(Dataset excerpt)
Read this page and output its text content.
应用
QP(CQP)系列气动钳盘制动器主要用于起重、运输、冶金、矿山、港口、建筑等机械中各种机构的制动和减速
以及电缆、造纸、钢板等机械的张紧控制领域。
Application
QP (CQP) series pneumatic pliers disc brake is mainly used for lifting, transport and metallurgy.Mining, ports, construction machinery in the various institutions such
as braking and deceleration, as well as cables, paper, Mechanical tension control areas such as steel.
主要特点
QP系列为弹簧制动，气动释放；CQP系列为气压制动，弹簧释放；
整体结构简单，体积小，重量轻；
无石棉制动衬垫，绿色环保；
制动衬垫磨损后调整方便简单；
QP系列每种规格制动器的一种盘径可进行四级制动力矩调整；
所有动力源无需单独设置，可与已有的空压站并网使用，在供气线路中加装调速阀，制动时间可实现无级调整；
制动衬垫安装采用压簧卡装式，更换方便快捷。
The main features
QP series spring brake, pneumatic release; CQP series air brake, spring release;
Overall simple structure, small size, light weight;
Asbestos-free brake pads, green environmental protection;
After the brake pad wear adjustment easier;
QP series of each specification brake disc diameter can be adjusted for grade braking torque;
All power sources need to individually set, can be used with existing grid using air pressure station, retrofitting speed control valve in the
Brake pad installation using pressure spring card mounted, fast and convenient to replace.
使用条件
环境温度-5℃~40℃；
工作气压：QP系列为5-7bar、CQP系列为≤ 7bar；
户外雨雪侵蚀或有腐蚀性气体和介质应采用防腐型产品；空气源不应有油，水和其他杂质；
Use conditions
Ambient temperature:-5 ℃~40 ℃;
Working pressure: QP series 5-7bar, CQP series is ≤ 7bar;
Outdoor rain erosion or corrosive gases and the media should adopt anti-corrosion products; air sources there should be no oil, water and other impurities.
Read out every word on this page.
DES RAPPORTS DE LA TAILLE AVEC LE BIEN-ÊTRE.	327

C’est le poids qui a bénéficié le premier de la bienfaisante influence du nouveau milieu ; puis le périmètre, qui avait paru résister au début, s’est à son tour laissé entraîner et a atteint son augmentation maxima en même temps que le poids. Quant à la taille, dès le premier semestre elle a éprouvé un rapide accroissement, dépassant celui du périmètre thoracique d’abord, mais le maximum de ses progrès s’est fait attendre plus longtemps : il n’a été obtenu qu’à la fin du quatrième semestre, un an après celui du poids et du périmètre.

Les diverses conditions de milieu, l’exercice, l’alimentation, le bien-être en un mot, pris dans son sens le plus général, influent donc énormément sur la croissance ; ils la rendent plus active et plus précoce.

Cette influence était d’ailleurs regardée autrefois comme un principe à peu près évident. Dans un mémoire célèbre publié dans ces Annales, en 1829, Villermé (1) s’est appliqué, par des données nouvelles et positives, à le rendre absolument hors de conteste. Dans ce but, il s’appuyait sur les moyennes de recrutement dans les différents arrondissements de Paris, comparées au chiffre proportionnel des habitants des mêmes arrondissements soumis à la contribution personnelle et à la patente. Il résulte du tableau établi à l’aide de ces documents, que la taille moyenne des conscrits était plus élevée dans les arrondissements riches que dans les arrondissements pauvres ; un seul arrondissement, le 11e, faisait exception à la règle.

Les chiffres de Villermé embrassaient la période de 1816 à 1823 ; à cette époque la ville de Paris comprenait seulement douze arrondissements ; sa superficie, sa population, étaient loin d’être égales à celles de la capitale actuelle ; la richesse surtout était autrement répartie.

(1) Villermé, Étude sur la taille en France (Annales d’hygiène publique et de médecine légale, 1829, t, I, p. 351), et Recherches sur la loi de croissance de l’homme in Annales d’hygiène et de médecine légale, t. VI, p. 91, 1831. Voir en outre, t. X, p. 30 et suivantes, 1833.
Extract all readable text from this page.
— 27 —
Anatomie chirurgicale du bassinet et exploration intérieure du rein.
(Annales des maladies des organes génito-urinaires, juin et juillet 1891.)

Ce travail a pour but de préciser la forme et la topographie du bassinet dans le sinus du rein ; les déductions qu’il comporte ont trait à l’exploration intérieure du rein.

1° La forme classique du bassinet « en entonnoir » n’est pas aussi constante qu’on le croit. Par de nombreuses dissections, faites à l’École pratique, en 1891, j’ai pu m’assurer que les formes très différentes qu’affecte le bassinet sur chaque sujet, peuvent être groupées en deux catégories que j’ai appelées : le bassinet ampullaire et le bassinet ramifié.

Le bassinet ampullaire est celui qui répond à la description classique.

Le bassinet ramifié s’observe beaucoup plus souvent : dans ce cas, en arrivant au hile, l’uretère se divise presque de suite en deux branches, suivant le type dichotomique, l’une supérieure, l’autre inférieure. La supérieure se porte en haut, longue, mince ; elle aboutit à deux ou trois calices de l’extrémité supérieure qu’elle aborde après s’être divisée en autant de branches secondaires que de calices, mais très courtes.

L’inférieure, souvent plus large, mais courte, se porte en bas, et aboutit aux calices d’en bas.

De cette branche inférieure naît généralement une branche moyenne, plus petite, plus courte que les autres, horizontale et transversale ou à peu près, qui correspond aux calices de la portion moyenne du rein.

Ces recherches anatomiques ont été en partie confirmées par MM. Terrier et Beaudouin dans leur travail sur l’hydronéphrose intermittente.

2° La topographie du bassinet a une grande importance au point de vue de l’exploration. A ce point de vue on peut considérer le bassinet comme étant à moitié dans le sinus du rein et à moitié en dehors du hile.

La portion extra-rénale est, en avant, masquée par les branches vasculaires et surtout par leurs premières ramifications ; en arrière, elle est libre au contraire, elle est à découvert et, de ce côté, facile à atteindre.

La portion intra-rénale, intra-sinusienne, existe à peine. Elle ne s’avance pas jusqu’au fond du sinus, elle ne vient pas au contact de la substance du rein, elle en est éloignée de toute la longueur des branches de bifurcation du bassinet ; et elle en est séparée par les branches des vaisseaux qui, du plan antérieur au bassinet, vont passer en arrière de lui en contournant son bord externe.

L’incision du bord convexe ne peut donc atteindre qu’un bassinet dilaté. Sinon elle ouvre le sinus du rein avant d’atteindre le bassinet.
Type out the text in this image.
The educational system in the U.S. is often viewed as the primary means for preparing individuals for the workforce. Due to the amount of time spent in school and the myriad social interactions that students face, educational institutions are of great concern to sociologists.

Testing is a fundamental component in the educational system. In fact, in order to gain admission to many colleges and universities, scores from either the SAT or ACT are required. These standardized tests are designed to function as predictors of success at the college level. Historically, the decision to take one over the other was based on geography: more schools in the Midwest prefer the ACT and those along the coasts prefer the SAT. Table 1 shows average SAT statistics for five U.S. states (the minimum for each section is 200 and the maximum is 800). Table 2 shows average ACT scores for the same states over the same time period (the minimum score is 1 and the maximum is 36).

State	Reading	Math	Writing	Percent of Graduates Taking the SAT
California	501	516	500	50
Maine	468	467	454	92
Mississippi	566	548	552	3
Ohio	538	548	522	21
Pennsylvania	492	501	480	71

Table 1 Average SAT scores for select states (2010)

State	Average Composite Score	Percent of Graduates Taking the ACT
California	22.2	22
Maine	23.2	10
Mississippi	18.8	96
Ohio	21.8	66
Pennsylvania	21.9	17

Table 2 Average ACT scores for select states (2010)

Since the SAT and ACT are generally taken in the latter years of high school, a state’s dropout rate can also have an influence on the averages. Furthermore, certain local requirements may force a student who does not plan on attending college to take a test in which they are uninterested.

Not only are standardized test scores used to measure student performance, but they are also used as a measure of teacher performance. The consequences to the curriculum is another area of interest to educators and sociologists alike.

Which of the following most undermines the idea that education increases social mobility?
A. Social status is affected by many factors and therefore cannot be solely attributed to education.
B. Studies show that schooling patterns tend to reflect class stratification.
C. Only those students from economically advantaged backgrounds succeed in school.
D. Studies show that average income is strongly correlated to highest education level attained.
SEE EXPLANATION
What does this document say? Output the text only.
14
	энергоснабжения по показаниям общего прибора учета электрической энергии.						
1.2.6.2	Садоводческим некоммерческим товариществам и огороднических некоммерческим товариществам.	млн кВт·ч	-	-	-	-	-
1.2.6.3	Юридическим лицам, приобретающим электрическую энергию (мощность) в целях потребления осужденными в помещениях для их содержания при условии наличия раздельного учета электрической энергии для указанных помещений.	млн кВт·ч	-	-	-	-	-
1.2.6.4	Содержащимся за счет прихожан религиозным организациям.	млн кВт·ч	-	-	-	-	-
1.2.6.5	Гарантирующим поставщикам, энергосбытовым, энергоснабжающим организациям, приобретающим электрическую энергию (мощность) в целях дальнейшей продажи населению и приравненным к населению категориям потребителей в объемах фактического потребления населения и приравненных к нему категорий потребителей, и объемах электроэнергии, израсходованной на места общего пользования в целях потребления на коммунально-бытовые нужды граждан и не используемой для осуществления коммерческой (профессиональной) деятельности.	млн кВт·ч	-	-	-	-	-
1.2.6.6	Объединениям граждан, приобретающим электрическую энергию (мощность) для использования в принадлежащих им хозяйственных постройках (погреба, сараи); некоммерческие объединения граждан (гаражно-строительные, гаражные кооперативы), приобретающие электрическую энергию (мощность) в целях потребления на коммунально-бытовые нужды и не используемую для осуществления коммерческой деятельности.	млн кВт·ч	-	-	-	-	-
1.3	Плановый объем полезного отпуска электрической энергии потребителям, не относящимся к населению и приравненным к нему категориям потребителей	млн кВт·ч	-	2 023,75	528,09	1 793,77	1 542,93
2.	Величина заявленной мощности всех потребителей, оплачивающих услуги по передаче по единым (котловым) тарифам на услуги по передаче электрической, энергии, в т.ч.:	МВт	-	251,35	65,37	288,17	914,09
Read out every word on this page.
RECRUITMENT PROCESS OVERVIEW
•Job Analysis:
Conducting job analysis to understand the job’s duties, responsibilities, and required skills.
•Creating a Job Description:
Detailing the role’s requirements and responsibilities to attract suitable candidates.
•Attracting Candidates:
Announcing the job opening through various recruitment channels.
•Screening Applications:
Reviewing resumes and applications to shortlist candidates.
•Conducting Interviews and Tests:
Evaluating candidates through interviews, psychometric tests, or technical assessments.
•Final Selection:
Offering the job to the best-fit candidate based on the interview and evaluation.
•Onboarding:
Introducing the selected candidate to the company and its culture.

> _WHAT IS REQUIRED_:
In the data above, tally the lines holding "conditions" and answer with the figure only.

> _SOLUTION BELOW_:
2